- **What the task requires**
Check each line of the records below for the string "mRNA", then state how many lines contain it, with no other output.

Excerpts from a figure dataset
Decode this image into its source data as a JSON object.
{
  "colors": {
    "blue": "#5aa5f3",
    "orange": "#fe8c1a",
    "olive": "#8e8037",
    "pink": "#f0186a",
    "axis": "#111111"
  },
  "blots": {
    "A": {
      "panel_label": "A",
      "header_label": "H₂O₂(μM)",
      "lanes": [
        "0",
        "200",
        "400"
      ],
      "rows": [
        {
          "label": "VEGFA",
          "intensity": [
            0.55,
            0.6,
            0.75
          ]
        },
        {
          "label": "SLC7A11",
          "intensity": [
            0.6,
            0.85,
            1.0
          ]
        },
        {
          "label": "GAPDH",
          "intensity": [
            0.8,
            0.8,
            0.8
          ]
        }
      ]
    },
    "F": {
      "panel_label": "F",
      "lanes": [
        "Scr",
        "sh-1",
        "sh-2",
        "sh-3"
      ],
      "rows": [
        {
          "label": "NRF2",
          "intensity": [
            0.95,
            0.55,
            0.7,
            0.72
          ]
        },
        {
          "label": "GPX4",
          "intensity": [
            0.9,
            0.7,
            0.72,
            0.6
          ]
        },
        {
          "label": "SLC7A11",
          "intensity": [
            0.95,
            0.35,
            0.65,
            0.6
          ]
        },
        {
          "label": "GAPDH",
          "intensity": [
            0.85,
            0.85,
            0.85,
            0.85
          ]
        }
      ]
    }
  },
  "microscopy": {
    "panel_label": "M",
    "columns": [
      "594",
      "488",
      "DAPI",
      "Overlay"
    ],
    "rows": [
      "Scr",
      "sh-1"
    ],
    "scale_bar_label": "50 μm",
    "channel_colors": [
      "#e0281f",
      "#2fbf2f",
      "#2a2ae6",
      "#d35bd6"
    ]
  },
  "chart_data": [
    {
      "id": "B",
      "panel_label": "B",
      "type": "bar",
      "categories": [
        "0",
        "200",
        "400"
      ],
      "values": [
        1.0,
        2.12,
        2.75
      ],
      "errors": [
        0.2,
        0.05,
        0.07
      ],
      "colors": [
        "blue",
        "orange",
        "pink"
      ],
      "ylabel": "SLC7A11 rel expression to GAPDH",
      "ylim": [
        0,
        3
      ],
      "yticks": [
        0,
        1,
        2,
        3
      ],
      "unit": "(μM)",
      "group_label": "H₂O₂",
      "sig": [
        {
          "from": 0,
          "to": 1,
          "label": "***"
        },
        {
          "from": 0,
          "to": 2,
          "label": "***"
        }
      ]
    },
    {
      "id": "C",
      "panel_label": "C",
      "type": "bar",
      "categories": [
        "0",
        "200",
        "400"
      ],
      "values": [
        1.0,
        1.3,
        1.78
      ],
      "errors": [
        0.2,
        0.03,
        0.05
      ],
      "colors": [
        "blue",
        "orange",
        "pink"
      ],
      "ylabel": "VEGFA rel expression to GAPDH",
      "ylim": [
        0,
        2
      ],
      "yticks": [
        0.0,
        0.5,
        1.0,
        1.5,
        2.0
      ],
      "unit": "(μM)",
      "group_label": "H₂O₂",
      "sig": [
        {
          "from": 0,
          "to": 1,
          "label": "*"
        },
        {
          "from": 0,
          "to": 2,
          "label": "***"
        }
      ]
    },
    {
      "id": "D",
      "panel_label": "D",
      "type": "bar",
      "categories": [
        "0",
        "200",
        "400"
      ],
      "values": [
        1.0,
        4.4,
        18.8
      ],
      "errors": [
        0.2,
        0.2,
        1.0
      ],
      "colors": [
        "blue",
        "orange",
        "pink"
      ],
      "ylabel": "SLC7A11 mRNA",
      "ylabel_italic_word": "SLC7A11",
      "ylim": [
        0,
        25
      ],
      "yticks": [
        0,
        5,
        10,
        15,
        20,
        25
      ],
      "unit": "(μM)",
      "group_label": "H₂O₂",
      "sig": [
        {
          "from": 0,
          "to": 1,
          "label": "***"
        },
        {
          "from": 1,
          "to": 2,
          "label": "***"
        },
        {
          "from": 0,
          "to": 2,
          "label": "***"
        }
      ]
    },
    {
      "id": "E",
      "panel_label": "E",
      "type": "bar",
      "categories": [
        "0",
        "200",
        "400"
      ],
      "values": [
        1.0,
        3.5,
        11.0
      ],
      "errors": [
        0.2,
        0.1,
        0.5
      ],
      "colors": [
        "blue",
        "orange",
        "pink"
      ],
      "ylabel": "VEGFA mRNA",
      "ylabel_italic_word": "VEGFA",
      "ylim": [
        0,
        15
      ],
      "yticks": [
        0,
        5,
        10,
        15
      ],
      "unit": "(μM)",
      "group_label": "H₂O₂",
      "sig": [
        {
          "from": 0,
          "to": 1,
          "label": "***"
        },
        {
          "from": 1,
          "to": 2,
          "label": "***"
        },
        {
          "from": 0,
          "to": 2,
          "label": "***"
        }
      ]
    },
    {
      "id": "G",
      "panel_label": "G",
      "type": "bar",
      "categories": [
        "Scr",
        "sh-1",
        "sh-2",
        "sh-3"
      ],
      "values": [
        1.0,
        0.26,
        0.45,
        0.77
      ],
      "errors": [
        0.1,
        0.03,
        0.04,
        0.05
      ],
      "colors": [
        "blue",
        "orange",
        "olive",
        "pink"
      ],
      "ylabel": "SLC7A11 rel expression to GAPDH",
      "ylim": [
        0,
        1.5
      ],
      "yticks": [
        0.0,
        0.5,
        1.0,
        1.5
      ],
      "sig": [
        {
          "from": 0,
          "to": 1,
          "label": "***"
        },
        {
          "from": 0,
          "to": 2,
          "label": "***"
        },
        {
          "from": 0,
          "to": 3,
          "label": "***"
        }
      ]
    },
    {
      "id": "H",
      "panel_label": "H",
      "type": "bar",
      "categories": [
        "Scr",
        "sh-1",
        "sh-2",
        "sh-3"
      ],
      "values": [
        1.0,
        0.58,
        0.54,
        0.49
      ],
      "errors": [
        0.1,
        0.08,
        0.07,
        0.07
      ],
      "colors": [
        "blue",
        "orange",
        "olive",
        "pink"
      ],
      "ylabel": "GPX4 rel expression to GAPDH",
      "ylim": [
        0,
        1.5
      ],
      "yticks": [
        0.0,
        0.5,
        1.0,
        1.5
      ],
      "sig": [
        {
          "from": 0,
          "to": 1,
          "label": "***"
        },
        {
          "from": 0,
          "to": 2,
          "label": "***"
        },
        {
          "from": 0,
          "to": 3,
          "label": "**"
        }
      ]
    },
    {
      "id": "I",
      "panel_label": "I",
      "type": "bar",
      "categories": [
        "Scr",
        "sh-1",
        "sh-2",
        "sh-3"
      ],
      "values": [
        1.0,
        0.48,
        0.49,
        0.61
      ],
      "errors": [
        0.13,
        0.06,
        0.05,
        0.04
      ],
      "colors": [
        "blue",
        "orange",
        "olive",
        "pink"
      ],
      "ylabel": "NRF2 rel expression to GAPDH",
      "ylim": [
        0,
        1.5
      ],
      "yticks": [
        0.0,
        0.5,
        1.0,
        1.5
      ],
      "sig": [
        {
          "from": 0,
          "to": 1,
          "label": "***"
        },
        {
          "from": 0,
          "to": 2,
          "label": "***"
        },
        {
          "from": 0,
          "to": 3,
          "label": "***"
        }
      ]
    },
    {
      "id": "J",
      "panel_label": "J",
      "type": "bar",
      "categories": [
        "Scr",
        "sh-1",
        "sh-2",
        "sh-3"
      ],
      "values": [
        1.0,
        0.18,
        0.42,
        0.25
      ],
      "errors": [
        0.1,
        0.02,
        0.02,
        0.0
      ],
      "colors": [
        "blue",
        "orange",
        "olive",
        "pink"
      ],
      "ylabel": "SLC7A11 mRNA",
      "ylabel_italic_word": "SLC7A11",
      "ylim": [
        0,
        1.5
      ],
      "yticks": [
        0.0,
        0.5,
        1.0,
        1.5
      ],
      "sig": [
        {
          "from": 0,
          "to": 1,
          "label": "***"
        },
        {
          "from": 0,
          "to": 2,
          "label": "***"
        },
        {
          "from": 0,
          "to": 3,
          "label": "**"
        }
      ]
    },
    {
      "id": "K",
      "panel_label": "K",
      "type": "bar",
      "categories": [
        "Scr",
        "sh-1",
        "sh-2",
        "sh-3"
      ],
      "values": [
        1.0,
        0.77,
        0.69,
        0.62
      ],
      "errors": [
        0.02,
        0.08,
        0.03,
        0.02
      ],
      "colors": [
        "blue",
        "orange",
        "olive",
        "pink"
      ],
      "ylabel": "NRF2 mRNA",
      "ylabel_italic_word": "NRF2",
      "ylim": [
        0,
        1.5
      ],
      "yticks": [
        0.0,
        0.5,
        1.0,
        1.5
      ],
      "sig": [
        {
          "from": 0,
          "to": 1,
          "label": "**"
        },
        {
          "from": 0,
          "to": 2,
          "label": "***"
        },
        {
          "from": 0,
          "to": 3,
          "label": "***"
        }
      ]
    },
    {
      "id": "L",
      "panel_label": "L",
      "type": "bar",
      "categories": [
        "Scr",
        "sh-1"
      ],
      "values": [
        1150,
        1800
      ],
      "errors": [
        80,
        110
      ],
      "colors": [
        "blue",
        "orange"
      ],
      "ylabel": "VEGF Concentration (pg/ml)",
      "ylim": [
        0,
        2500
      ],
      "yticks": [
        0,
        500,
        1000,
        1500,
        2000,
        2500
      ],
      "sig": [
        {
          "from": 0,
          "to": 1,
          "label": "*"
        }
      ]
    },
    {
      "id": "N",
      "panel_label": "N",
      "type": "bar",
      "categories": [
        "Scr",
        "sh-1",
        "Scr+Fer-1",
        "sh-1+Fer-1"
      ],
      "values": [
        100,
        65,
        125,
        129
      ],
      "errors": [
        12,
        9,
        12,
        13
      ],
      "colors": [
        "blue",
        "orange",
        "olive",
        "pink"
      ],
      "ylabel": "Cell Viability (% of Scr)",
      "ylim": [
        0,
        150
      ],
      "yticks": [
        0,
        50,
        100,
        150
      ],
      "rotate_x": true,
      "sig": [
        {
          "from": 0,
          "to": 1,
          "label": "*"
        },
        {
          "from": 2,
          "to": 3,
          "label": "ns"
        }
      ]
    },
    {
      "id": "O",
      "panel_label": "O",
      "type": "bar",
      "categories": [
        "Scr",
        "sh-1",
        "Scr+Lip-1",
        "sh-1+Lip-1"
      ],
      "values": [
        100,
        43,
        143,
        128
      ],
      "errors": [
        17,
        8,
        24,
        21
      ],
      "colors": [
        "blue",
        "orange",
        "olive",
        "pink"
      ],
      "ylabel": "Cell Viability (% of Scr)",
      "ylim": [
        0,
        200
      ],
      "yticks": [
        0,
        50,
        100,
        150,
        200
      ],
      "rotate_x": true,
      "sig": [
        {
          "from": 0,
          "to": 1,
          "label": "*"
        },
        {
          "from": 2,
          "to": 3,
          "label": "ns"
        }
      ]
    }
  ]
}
==
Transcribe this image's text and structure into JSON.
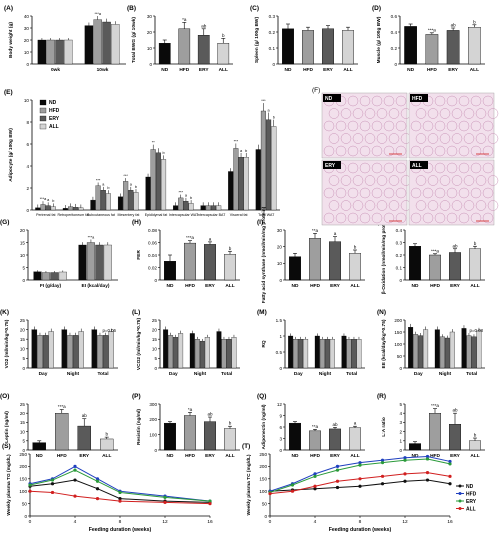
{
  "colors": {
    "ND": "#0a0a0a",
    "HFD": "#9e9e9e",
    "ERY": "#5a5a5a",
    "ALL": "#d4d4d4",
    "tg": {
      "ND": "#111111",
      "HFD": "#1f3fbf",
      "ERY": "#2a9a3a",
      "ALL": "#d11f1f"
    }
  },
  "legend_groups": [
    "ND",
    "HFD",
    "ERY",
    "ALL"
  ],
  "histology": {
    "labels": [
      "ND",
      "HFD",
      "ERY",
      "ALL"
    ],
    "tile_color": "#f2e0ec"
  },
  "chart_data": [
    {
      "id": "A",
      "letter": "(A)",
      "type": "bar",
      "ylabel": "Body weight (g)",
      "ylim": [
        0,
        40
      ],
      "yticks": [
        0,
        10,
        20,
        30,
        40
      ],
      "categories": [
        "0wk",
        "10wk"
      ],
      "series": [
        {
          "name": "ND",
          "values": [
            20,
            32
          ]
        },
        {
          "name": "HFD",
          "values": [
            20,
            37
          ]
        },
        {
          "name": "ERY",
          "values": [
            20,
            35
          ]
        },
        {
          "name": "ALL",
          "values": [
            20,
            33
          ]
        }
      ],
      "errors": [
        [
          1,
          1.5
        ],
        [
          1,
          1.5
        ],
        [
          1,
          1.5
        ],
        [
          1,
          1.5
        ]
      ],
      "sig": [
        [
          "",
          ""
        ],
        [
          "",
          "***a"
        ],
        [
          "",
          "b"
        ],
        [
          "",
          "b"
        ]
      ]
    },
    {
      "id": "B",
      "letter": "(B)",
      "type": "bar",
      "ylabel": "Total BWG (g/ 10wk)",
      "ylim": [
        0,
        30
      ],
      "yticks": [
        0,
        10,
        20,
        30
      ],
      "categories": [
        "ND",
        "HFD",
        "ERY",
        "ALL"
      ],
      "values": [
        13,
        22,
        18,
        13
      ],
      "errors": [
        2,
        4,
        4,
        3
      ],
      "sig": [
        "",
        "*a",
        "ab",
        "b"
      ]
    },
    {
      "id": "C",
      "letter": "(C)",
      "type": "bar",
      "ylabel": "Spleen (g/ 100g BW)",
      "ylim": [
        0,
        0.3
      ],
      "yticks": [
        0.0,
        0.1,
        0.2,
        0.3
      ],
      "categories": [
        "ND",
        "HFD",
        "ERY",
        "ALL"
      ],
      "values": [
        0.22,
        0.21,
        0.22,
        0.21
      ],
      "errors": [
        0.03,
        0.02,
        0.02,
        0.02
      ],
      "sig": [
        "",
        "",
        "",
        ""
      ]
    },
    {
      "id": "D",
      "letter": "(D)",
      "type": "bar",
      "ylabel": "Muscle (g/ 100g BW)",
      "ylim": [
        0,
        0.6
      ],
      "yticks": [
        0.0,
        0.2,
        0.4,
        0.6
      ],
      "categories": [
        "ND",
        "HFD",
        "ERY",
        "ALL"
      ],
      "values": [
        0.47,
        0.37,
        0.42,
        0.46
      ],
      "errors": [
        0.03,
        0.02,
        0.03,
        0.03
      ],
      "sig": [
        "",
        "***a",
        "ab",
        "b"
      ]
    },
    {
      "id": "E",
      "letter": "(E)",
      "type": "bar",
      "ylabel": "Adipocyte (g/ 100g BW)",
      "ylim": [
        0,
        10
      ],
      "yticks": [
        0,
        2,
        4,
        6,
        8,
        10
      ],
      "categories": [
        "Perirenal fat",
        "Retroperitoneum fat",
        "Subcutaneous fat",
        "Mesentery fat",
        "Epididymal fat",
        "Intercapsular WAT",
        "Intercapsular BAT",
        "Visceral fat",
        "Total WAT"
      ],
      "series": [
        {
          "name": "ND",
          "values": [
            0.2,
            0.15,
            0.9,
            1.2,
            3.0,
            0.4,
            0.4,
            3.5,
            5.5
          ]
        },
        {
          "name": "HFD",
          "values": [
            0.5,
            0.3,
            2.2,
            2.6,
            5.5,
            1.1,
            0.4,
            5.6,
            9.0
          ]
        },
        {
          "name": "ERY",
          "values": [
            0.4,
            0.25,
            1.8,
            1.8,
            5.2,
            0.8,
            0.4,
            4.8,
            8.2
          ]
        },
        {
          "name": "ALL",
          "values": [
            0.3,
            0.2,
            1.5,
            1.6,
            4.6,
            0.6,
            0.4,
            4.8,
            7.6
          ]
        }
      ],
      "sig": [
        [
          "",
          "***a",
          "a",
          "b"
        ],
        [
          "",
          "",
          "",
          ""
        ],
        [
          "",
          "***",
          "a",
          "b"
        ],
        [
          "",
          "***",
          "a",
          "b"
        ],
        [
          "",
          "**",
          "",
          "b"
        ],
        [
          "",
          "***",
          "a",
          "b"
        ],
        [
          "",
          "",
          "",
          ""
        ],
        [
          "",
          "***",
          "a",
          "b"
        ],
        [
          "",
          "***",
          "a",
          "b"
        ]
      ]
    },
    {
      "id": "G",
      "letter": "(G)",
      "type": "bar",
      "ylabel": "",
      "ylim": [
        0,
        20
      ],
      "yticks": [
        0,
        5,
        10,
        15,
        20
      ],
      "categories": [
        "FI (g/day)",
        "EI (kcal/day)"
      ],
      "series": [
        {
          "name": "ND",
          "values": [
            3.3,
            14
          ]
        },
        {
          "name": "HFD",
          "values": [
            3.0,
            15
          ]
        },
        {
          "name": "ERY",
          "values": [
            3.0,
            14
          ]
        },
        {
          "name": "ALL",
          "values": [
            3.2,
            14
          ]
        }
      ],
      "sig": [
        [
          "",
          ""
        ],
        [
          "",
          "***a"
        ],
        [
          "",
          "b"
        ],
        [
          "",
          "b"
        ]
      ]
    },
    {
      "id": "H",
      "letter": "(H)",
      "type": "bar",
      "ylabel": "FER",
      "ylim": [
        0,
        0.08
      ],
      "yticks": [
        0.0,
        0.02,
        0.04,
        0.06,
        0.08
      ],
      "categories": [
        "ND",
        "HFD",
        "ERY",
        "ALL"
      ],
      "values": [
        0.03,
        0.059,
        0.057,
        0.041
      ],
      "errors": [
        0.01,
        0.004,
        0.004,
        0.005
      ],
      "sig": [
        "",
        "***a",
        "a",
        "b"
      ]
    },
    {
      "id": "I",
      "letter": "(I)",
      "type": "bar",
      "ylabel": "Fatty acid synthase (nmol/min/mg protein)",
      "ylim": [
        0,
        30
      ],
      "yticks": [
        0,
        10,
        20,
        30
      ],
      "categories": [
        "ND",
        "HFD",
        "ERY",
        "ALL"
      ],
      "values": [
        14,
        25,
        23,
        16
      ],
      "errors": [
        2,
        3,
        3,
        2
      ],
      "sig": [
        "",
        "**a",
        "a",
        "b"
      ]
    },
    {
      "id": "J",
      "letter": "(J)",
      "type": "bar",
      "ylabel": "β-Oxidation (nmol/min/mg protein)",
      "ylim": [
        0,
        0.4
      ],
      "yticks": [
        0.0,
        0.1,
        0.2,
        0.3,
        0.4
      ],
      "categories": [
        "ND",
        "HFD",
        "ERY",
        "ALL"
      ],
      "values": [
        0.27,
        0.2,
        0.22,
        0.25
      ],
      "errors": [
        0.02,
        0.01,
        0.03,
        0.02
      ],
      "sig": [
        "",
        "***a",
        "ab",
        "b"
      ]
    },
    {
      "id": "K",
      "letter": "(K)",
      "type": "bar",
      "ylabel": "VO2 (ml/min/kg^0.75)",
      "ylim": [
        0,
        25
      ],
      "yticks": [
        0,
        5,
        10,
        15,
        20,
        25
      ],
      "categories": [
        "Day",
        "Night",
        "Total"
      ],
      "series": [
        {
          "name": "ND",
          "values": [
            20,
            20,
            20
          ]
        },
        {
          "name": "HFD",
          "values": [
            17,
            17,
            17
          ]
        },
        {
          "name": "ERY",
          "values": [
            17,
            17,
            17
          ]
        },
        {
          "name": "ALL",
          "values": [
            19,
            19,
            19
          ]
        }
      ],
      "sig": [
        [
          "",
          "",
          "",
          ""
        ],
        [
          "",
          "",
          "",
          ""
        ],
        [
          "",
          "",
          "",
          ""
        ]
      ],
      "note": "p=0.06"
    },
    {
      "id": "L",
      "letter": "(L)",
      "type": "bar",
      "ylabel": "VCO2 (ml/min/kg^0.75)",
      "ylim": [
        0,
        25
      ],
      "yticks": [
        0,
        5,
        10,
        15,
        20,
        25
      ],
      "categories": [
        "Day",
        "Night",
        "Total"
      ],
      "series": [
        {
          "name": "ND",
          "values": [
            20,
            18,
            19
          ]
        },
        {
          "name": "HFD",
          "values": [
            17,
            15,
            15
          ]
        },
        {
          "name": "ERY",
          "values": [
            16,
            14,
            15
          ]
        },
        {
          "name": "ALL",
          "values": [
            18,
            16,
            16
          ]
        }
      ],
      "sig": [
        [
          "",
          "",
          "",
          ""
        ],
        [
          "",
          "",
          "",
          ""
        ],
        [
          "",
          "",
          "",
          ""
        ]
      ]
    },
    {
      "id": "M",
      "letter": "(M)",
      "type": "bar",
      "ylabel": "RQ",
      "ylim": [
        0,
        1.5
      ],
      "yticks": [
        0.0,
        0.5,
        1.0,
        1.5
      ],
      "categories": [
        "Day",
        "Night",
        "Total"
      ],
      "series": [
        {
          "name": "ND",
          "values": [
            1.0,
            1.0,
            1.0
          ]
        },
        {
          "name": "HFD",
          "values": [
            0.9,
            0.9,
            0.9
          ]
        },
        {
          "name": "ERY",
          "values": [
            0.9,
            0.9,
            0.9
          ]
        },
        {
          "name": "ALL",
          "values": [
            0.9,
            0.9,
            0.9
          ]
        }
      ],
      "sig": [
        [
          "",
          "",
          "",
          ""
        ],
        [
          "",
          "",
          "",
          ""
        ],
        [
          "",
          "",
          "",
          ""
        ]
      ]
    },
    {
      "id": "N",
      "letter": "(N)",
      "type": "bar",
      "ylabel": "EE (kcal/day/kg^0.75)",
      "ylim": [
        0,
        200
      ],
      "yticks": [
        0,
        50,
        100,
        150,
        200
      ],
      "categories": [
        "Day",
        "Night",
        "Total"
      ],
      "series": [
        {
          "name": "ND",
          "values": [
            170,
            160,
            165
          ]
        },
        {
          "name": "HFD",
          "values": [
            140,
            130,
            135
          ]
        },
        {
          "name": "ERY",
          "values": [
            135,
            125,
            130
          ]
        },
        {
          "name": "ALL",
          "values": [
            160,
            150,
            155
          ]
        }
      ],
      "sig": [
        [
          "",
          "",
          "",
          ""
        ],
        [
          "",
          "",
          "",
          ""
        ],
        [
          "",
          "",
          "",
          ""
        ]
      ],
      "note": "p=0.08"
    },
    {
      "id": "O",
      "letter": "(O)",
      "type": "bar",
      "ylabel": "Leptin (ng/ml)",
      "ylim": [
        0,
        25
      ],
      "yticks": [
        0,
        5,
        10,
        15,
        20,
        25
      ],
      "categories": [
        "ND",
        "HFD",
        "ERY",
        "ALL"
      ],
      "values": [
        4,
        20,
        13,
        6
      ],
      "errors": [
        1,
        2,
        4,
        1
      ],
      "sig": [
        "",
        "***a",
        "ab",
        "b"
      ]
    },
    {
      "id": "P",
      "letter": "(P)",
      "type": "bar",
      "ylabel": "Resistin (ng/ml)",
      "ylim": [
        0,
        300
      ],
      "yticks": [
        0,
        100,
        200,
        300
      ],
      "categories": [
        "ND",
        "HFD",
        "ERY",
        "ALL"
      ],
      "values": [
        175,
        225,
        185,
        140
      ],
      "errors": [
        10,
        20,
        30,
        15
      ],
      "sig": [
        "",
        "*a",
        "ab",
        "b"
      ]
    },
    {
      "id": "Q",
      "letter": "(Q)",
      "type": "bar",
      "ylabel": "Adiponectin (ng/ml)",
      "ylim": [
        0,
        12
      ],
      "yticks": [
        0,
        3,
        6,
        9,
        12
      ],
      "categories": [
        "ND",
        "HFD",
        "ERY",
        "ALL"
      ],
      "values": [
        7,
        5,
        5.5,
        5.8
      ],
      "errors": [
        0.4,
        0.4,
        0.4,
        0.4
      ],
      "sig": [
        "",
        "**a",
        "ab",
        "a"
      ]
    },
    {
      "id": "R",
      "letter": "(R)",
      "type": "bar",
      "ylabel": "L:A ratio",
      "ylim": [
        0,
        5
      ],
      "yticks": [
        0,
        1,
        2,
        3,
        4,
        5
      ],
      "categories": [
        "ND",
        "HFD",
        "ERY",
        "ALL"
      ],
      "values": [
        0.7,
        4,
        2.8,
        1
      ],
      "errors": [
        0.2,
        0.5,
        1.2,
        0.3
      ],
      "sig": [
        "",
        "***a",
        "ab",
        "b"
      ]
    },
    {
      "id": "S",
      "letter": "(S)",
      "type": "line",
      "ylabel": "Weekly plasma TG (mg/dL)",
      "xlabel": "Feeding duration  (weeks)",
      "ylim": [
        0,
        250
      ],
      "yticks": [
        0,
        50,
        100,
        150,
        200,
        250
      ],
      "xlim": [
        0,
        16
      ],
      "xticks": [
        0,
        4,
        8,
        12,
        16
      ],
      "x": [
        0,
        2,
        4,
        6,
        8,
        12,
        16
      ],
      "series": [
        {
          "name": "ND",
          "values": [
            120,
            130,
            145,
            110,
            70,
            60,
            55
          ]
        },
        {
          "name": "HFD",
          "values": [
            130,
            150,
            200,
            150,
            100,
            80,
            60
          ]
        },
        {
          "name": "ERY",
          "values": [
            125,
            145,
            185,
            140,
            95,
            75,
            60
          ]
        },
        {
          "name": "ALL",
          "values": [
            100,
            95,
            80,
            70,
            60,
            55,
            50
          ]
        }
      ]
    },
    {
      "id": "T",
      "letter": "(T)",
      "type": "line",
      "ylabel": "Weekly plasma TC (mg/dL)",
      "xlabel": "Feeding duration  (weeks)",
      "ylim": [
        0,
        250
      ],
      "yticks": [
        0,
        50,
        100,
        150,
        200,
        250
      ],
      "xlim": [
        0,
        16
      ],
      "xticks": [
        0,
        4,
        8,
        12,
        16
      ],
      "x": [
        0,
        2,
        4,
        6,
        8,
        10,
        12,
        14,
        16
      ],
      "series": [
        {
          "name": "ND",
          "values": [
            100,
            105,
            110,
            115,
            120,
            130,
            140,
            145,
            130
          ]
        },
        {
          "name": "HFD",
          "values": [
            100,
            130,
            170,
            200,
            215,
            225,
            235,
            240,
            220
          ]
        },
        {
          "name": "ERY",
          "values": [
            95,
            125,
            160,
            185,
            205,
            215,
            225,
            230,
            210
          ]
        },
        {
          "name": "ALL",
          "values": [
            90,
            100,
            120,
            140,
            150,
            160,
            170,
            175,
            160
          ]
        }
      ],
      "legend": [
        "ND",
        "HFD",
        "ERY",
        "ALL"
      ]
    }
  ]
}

- **Output below**
4